Locate and copy each line in the data that contains the word "values".

[start of ITEMS]

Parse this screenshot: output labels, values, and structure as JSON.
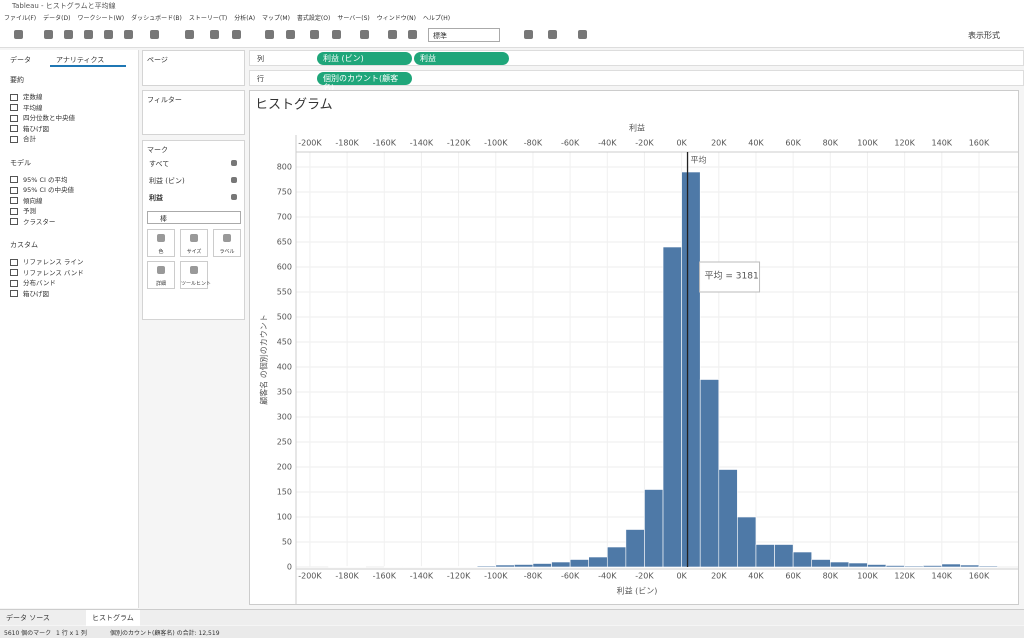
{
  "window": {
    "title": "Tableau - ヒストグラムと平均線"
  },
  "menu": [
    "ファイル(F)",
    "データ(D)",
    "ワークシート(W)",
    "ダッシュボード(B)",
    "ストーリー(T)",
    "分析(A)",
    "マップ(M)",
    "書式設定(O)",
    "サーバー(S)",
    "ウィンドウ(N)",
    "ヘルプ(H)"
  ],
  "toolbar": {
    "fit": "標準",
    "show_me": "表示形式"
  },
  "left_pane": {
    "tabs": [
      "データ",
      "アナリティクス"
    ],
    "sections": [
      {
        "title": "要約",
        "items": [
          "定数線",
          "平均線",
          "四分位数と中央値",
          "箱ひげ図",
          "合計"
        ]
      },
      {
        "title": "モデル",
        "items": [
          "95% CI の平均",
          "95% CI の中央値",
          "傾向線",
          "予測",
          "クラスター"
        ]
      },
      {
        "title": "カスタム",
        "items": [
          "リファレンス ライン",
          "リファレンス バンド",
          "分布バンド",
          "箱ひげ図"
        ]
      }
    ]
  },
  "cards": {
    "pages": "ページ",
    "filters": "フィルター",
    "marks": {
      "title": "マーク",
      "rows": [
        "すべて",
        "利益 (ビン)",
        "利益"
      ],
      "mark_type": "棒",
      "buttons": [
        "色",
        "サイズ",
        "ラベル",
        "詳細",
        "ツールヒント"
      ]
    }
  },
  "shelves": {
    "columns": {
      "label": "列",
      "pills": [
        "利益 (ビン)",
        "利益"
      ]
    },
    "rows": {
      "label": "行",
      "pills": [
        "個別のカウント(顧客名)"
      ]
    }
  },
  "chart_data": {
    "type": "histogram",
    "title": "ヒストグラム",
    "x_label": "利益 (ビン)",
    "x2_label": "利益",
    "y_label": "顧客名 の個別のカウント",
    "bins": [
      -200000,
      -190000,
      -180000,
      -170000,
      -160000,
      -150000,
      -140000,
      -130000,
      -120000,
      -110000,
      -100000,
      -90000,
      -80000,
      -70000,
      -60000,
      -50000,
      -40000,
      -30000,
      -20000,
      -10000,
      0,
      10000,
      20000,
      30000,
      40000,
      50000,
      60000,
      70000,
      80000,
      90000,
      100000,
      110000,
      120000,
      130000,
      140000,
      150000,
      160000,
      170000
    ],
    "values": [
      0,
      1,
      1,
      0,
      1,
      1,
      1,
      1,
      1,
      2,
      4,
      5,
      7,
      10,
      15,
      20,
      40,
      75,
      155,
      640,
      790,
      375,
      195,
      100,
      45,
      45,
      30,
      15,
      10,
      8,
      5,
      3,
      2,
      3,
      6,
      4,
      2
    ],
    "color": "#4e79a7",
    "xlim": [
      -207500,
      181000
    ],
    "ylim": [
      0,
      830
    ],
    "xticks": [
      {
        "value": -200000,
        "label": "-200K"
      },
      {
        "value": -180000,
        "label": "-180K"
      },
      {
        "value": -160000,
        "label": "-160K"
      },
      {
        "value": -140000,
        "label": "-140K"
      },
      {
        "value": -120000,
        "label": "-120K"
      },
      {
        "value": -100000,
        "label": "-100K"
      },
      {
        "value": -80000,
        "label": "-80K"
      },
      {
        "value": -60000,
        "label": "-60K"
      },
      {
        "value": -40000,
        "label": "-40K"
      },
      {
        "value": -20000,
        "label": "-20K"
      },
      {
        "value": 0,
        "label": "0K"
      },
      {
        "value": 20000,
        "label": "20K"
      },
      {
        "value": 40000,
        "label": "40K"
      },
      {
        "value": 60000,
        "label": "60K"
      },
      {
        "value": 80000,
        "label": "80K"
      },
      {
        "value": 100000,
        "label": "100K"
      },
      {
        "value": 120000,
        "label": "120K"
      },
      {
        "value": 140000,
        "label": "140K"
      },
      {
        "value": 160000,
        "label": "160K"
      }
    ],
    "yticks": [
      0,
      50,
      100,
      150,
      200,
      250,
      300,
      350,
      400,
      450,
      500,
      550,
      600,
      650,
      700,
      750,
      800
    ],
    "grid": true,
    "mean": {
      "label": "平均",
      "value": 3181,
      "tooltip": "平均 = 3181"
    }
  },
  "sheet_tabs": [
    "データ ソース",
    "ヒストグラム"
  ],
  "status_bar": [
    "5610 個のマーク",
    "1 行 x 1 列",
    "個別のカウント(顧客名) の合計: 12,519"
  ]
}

[end of ITEMS]

## TASK ANSWER:
Parse this screenshot: output labels, values, and structure as JSON.
    "values": [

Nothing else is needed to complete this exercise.